--- start of DATA SECTION ---

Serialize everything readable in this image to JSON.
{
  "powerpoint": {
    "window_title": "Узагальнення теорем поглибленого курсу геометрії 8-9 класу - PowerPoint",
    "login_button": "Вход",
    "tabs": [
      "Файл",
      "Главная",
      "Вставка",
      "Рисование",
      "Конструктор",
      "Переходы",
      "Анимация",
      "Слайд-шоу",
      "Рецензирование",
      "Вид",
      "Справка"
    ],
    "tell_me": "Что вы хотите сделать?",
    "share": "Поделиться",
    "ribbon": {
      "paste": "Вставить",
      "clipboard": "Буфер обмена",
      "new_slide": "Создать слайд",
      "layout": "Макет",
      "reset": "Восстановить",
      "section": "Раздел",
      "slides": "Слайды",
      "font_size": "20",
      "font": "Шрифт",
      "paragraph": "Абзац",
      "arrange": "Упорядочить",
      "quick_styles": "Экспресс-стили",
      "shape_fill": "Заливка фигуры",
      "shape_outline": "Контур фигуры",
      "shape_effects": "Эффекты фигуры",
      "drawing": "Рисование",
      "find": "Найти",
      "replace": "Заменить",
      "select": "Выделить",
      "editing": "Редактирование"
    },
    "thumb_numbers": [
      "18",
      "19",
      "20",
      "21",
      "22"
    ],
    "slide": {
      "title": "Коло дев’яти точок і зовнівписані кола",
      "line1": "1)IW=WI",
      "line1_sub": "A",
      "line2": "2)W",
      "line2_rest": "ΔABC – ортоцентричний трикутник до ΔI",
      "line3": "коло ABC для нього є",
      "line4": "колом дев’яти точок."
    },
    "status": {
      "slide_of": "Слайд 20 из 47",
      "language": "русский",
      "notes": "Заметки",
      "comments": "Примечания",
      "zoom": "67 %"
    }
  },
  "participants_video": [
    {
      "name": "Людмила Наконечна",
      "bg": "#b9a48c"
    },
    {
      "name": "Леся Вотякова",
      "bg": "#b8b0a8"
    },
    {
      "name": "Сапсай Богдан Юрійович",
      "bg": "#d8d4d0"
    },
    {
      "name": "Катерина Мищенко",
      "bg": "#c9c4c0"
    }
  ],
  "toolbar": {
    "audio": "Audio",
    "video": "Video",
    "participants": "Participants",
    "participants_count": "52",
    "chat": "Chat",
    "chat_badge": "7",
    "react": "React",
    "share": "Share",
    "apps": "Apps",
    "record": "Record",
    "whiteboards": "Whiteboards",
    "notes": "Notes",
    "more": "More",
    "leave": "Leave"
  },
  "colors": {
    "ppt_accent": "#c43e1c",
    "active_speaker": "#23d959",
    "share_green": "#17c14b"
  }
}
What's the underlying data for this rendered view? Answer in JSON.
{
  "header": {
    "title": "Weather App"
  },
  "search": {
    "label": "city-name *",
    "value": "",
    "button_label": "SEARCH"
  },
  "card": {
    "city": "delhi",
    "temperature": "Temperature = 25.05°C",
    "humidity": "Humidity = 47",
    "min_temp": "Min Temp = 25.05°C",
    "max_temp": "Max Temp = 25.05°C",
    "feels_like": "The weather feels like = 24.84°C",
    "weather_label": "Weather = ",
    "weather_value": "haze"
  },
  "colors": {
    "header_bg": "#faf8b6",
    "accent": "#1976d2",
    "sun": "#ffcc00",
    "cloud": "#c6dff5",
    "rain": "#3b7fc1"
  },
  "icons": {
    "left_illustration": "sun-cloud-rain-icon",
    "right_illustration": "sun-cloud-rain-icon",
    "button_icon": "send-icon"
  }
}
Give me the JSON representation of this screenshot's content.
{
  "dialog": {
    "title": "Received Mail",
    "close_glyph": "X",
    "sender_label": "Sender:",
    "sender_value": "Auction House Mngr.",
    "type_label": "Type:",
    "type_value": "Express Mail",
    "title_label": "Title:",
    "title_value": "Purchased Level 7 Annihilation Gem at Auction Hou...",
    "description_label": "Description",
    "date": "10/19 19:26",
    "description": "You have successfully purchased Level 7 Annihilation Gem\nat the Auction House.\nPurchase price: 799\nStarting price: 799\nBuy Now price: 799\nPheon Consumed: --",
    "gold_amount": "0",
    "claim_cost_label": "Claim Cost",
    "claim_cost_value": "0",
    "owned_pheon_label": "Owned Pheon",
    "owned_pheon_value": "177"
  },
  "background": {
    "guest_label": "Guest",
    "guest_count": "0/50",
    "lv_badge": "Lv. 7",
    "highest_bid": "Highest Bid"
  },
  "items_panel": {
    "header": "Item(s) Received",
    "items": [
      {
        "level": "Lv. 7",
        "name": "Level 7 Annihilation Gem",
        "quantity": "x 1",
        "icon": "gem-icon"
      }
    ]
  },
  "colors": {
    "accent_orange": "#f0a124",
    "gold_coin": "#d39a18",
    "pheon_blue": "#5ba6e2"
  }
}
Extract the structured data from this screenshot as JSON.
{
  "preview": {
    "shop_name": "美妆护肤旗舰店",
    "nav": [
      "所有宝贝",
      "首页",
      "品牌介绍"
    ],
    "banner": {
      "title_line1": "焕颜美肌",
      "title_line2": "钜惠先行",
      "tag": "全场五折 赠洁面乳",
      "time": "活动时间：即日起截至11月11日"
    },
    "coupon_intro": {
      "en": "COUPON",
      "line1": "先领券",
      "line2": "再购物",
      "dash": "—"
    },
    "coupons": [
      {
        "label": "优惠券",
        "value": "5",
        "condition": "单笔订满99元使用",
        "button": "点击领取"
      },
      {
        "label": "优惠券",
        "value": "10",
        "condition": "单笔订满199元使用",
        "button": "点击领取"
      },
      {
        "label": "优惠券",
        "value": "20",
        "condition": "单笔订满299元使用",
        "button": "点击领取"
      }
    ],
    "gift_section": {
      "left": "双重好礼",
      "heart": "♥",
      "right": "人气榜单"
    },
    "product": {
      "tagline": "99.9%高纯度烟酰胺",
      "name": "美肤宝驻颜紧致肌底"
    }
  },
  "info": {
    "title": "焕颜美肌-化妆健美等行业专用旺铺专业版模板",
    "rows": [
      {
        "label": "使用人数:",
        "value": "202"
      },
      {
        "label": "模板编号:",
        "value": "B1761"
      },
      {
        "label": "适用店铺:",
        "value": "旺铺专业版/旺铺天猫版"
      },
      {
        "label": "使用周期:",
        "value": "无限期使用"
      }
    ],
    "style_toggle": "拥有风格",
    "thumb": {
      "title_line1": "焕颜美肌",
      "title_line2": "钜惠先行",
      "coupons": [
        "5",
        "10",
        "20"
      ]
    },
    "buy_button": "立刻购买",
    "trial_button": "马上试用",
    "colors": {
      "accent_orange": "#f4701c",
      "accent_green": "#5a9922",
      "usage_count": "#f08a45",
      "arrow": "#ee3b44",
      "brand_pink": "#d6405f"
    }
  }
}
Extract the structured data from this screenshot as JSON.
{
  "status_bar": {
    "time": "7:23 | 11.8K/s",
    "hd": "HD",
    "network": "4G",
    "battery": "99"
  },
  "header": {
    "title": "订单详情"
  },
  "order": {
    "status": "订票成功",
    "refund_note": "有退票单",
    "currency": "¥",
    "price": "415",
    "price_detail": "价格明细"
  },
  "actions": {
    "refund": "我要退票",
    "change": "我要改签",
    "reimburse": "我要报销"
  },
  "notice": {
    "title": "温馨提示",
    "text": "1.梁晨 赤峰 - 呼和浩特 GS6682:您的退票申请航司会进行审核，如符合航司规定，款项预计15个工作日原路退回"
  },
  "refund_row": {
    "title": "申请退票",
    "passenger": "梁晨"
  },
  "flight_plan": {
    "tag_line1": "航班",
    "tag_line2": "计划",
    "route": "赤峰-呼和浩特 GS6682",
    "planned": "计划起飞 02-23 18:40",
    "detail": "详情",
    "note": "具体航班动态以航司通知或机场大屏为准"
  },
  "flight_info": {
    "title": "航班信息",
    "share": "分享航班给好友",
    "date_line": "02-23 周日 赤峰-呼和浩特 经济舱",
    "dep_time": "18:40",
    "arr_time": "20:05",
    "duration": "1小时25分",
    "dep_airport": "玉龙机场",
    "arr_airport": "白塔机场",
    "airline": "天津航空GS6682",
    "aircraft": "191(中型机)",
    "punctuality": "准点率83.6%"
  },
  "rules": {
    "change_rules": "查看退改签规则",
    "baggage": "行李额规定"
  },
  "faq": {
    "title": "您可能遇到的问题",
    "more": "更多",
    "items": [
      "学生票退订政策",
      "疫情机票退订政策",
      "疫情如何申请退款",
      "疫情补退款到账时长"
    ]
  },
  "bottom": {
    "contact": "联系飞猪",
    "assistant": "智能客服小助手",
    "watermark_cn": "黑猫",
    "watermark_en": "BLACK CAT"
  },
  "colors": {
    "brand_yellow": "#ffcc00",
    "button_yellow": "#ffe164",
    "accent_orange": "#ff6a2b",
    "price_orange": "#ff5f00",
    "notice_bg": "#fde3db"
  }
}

--- end of DATA SECTION ---

From the entries above, pull out each line that includes "фигуры".

(CORRECT ANSWER):
      "shape_fill": "Заливка фигуры",
      "shape_outline": "Контур фигуры",
      "shape_effects": "Эффекты фигуры",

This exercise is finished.